→ **Exercise description**
Could you print every record below exactly as it appears?

→ **Given data**
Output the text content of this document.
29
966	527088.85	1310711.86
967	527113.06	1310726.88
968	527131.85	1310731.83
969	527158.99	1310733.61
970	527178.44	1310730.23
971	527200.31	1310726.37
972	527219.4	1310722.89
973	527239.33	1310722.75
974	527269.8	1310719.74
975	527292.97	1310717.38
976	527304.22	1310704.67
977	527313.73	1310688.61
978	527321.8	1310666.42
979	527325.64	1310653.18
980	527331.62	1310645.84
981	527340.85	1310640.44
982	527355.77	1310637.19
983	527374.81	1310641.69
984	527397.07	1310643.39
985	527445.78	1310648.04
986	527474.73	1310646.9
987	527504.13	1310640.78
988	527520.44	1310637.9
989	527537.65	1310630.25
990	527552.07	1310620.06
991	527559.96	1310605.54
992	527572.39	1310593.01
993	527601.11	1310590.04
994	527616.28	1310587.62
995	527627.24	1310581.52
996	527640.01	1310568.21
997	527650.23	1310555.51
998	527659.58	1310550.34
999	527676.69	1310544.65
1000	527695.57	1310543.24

→ **Complete answer**
Output the text content of this document.
29
966	527088.85	1310711.86
967	527113.06	1310726.88
968	527131.85	1310731.83
969	527158.99	1310733.61
970	527178.44	1310730.23
971	527200.31	1310726.37
972	527219.4	1310722.89
973	527239.33	1310722.75
974	527269.8	1310719.74
975	527292.97	1310717.38
976	527304.22	1310704.67
977	527313.73	1310688.61
978	527321.8	1310666.42
979	527325.64	1310653.18
980	527331.62	1310645.84
981	527340.85	1310640.44
982	527355.77	1310637.19
983	527374.81	1310641.69
984	527397.07	1310643.39
985	527445.78	1310648.04
986	527474.73	1310646.9
987	527504.13	1310640.78
988	527520.44	1310637.9
989	527537.65	1310630.25
990	527552.07	1310620.06
991	527559.96	1310605.54
992	527572.39	1310593.01
993	527601.11	1310590.04
994	527616.28	1310587.62
995	527627.24	1310581.52
996	527640.01	1310568.21
997	527650.23	1310555.51
998	527659.58	1310550.34
999	527676.69	1310544.65
1000	527695.57	1310543.24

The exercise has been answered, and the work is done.